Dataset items

────────────────────

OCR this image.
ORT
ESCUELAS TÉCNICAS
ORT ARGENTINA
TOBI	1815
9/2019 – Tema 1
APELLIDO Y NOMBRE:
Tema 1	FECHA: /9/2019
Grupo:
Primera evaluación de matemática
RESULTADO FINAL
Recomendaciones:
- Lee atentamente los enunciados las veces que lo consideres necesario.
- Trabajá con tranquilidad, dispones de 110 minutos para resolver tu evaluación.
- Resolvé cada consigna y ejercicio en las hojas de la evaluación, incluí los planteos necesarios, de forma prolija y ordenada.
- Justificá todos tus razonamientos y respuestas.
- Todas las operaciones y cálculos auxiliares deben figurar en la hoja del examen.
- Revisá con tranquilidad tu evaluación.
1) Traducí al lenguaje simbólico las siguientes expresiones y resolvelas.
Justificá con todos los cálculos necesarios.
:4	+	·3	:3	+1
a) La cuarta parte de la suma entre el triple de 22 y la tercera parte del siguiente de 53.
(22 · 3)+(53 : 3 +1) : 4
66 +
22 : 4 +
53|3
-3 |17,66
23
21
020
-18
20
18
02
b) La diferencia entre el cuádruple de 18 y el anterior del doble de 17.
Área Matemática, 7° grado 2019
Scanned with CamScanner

────────────────────

▶ **Your goal**: Restate the whole listing exactly.

▶ **Task solution**:
OCR this image.
ORT
ESCUELAS TÉCNICAS
ORT ARGENTINA
TOBI	1815
9/2019 – Tema 1
APELLIDO Y NOMBRE:
Tema 1	FECHA: /9/2019
Grupo:
Primera evaluación de matemática
RESULTADO FINAL
Recomendaciones:
- Lee atentamente los enunciados las veces que lo consideres necesario.
- Trabajá con tranquilidad, dispones de 110 minutos para resolver tu evaluación.
- Resolvé cada consigna y ejercicio en las hojas de la evaluación, incluí los planteos necesarios, de forma prolija y ordenada.
- Justificá todos tus razonamientos y respuestas.
- Todas las operaciones y cálculos auxiliares deben figurar en la hoja del examen.
- Revisá con tranquilidad tu evaluación.
1) Traducí al lenguaje simbólico las siguientes expresiones y resolvelas.
Justificá con todos los cálculos necesarios.
:4	+	·3	:3	+1
a) La cuarta parte de la suma entre el triple de 22 y la tercera parte del siguiente de 53.
(22 · 3)+(53 : 3 +1) : 4
66 +
22 : 4 +
53|3
-3 |17,66
23
21
020
-18
20
18
02
b) La diferencia entre el cuádruple de 18 y el anterior del doble de 17.
Área Matemática, 7° grado 2019
Scanned with CamScanner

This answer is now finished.